● WORK REQUIRED
Copy the listing verbatim, excluding any images found in it.
● ● ● ● ●
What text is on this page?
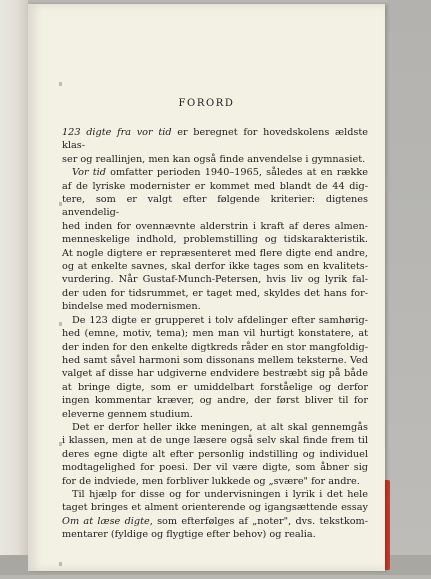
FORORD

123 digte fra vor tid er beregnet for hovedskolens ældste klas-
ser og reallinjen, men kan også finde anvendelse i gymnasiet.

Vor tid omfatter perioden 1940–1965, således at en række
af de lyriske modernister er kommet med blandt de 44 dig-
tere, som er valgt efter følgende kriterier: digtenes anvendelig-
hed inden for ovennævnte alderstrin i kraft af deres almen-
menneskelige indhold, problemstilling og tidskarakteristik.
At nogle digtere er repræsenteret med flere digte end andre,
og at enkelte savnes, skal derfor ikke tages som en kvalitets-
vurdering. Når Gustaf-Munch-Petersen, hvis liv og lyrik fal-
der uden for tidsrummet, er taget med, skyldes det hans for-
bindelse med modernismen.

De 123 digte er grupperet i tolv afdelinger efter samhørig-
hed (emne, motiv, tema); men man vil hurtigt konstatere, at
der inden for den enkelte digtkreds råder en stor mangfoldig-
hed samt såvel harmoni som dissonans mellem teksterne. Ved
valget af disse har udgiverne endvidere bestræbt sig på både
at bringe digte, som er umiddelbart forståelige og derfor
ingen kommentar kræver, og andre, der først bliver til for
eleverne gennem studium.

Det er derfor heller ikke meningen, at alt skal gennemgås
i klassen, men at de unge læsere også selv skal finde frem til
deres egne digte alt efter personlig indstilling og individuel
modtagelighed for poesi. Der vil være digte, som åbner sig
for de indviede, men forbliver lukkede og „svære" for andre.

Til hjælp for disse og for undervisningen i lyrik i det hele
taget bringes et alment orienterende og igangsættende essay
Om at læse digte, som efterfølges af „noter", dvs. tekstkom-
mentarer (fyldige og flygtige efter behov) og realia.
● ● ● ● ●
● OUTPUT
What text is on this page?
FORORD

123 digte fra vor tid er beregnet for hovedskolens ældste klas-
ser og reallinjen, men kan også finde anvendelse i gymnasiet.

Vor tid omfatter perioden 1940–1965, således at en række
af de lyriske modernister er kommet med blandt de 44 dig-
tere, som er valgt efter følgende kriterier: digtenes anvendelig-
hed inden for ovennævnte alderstrin i kraft af deres almen-
menneskelige indhold, problemstilling og tidskarakteristik.
At nogle digtere er repræsenteret med flere digte end andre,
og at enkelte savnes, skal derfor ikke tages som en kvalitets-
vurdering. Når Gustaf-Munch-Petersen, hvis liv og lyrik fal-
der uden for tidsrummet, er taget med, skyldes det hans for-
bindelse med modernismen.

De 123 digte er grupperet i tolv afdelinger efter samhørig-
hed (emne, motiv, tema); men man vil hurtigt konstatere, at
der inden for den enkelte digtkreds råder en stor mangfoldig-
hed samt såvel harmoni som dissonans mellem teksterne. Ved
valget af disse har udgiverne endvidere bestræbt sig på både
at bringe digte, som er umiddelbart forståelige og derfor
ingen kommentar kræver, og andre, der først bliver til for
eleverne gennem studium.

Det er derfor heller ikke meningen, at alt skal gennemgås
i klassen, men at de unge læsere også selv skal finde frem til
deres egne digte alt efter personlig indstilling og individuel
modtagelighed for poesi. Der vil være digte, som åbner sig
for de indviede, men forbliver lukkede og „svære" for andre.

Til hjælp for disse og for undervisningen i lyrik i det hele
taget bringes et alment orienterende og igangsættende essay
Om at læse digte, som efterfølges af „noter", dvs. tekstkom-
mentarer (fyldige og flygtige efter behov) og realia.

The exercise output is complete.